**PROBLEM TO SOLVE**
Set the listing down unchanged, minus every embedded image.

**DATA PROVIDED**
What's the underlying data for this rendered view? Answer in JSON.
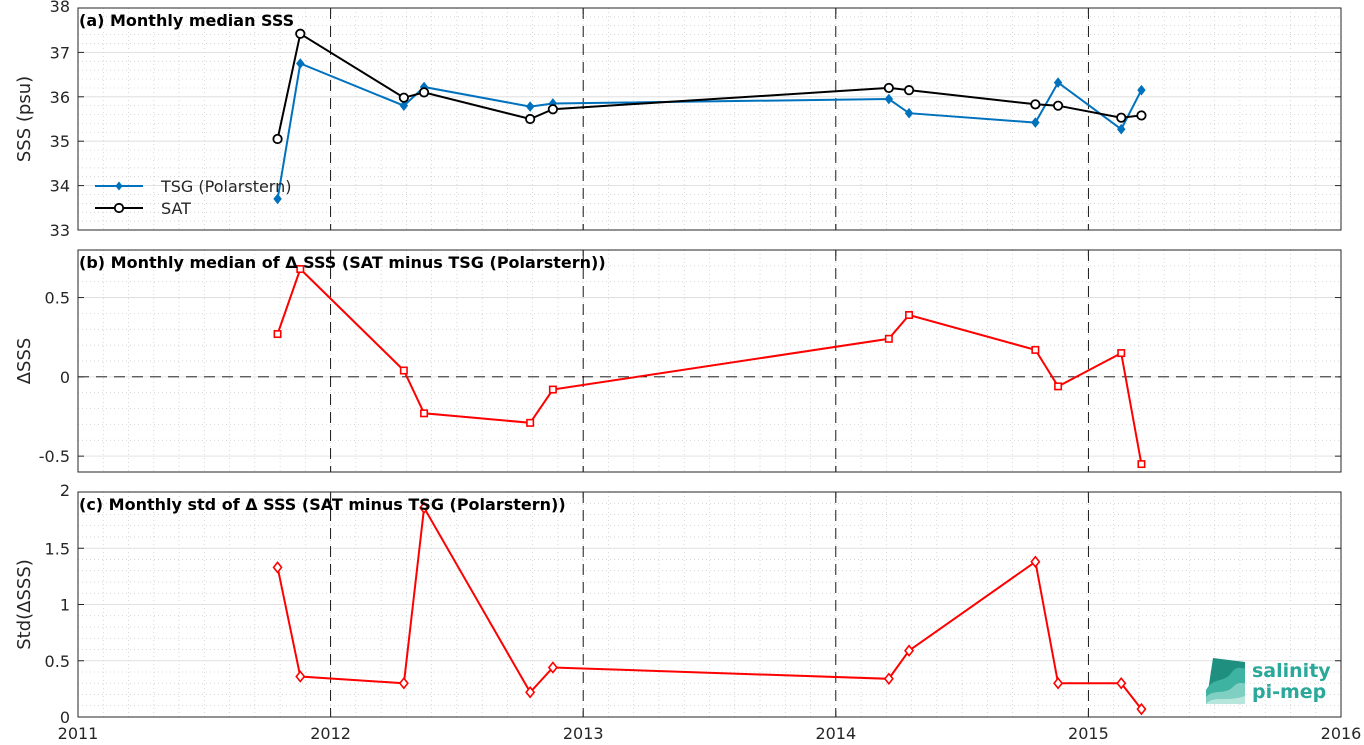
{
  "chart_data": [
    {
      "type": "line",
      "title": "(a) Monthly median SSS",
      "ylabel": "SSS (psu)",
      "xlim": [
        2011,
        2016
      ],
      "ylim": [
        33,
        38
      ],
      "yticks": [
        33,
        34,
        35,
        36,
        37,
        38
      ],
      "grid": "minor-dotted",
      "legend_position": "bottom-left",
      "series": [
        {
          "name": "TSG (Polarstern)",
          "color": "#0072BD",
          "marker": "diamond-filled",
          "x": [
            2011.79,
            2011.88,
            2012.29,
            2012.37,
            2012.79,
            2012.88,
            2014.21,
            2014.29,
            2014.79,
            2014.88,
            2015.13,
            2015.21
          ],
          "values": [
            33.7,
            36.75,
            35.8,
            36.22,
            35.78,
            35.85,
            35.95,
            35.63,
            35.42,
            36.32,
            35.27,
            36.15
          ]
        },
        {
          "name": "SAT",
          "color": "#000000",
          "marker": "circle-open",
          "x": [
            2011.79,
            2011.88,
            2012.29,
            2012.37,
            2012.79,
            2012.88,
            2014.21,
            2014.29,
            2014.79,
            2014.88,
            2015.13,
            2015.21
          ],
          "values": [
            35.05,
            37.42,
            35.98,
            36.1,
            35.5,
            35.72,
            36.2,
            36.15,
            35.83,
            35.8,
            35.53,
            35.58
          ]
        }
      ]
    },
    {
      "type": "line",
      "title": "(b) Monthly median of Δ SSS (SAT minus TSG (Polarstern))",
      "ylabel": "ΔSSS",
      "xlim": [
        2011,
        2016
      ],
      "ylim": [
        -0.6,
        0.8
      ],
      "yticks": [
        -0.5,
        0,
        0.5
      ],
      "ytick_labels": [
        "-0.5",
        "0",
        "0.5"
      ],
      "zero_line": "dashed",
      "grid": "minor-dotted",
      "series": [
        {
          "color": "#FF0000",
          "marker": "square-open",
          "x": [
            2011.79,
            2011.88,
            2012.29,
            2012.37,
            2012.79,
            2012.88,
            2014.21,
            2014.29,
            2014.79,
            2014.88,
            2015.13,
            2015.21
          ],
          "values": [
            0.27,
            0.68,
            0.04,
            -0.23,
            -0.29,
            -0.08,
            0.24,
            0.39,
            0.17,
            -0.06,
            0.15,
            -0.55
          ]
        }
      ]
    },
    {
      "type": "line",
      "title": "(c) Monthly std of Δ SSS (SAT minus TSG (Polarstern))",
      "ylabel": "Std(ΔSSS)",
      "xlabel": "",
      "xlim": [
        2011,
        2016
      ],
      "ylim": [
        0,
        2
      ],
      "yticks": [
        0,
        0.5,
        1,
        1.5,
        2
      ],
      "ytick_labels": [
        "0",
        "0.5",
        "1",
        "1.5",
        "2"
      ],
      "xticks": [
        2011,
        2012,
        2013,
        2014,
        2015,
        2016
      ],
      "xtick_labels": [
        "2011",
        "2012",
        "2013",
        "2014",
        "2015",
        "2016"
      ],
      "grid": "minor-dotted",
      "series": [
        {
          "color": "#FF0000",
          "marker": "diamond-open",
          "x": [
            2011.79,
            2011.88,
            2012.29,
            2012.37,
            2012.79,
            2012.88,
            2014.21,
            2014.29,
            2014.79,
            2014.88,
            2015.13,
            2015.21
          ],
          "values": [
            1.33,
            0.36,
            0.3,
            1.86,
            0.22,
            0.44,
            0.34,
            0.59,
            1.38,
            0.3,
            0.3,
            0.07
          ]
        }
      ]
    }
  ],
  "logo": {
    "line1": "salinity",
    "line2": "pi-mep",
    "color": "#2aa89a"
  }
}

**RESULT OF THE EXERCISE**
What's the underlying data for this rendered view? Answer in JSON.
{
  "chart_data": [
    {
      "type": "line",
      "title": "(a) Monthly median SSS",
      "ylabel": "SSS (psu)",
      "xlim": [
        2011,
        2016
      ],
      "ylim": [
        33,
        38
      ],
      "yticks": [
        33,
        34,
        35,
        36,
        37,
        38
      ],
      "grid": "minor-dotted",
      "legend_position": "bottom-left",
      "series": [
        {
          "name": "TSG (Polarstern)",
          "color": "#0072BD",
          "marker": "diamond-filled",
          "x": [
            2011.79,
            2011.88,
            2012.29,
            2012.37,
            2012.79,
            2012.88,
            2014.21,
            2014.29,
            2014.79,
            2014.88,
            2015.13,
            2015.21
          ],
          "values": [
            33.7,
            36.75,
            35.8,
            36.22,
            35.78,
            35.85,
            35.95,
            35.63,
            35.42,
            36.32,
            35.27,
            36.15
          ]
        },
        {
          "name": "SAT",
          "color": "#000000",
          "marker": "circle-open",
          "x": [
            2011.79,
            2011.88,
            2012.29,
            2012.37,
            2012.79,
            2012.88,
            2014.21,
            2014.29,
            2014.79,
            2014.88,
            2015.13,
            2015.21
          ],
          "values": [
            35.05,
            37.42,
            35.98,
            36.1,
            35.5,
            35.72,
            36.2,
            36.15,
            35.83,
            35.8,
            35.53,
            35.58
          ]
        }
      ]
    },
    {
      "type": "line",
      "title": "(b) Monthly median of Δ SSS (SAT minus TSG (Polarstern))",
      "ylabel": "ΔSSS",
      "xlim": [
        2011,
        2016
      ],
      "ylim": [
        -0.6,
        0.8
      ],
      "yticks": [
        -0.5,
        0,
        0.5
      ],
      "ytick_labels": [
        "-0.5",
        "0",
        "0.5"
      ],
      "zero_line": "dashed",
      "grid": "minor-dotted",
      "series": [
        {
          "color": "#FF0000",
          "marker": "square-open",
          "x": [
            2011.79,
            2011.88,
            2012.29,
            2012.37,
            2012.79,
            2012.88,
            2014.21,
            2014.29,
            2014.79,
            2014.88,
            2015.13,
            2015.21
          ],
          "values": [
            0.27,
            0.68,
            0.04,
            -0.23,
            -0.29,
            -0.08,
            0.24,
            0.39,
            0.17,
            -0.06,
            0.15,
            -0.55
          ]
        }
      ]
    },
    {
      "type": "line",
      "title": "(c) Monthly std of Δ SSS (SAT minus TSG (Polarstern))",
      "ylabel": "Std(ΔSSS)",
      "xlabel": "",
      "xlim": [
        2011,
        2016
      ],
      "ylim": [
        0,
        2
      ],
      "yticks": [
        0,
        0.5,
        1,
        1.5,
        2
      ],
      "ytick_labels": [
        "0",
        "0.5",
        "1",
        "1.5",
        "2"
      ],
      "xticks": [
        2011,
        2012,
        2013,
        2014,
        2015,
        2016
      ],
      "xtick_labels": [
        "2011",
        "2012",
        "2013",
        "2014",
        "2015",
        "2016"
      ],
      "grid": "minor-dotted",
      "series": [
        {
          "color": "#FF0000",
          "marker": "diamond-open",
          "x": [
            2011.79,
            2011.88,
            2012.29,
            2012.37,
            2012.79,
            2012.88,
            2014.21,
            2014.29,
            2014.79,
            2014.88,
            2015.13,
            2015.21
          ],
          "values": [
            1.33,
            0.36,
            0.3,
            1.86,
            0.22,
            0.44,
            0.34,
            0.59,
            1.38,
            0.3,
            0.3,
            0.07
          ]
        }
      ]
    }
  ],
  "logo": {
    "line1": "salinity",
    "line2": "pi-mep",
    "color": "#2aa89a"
  }
}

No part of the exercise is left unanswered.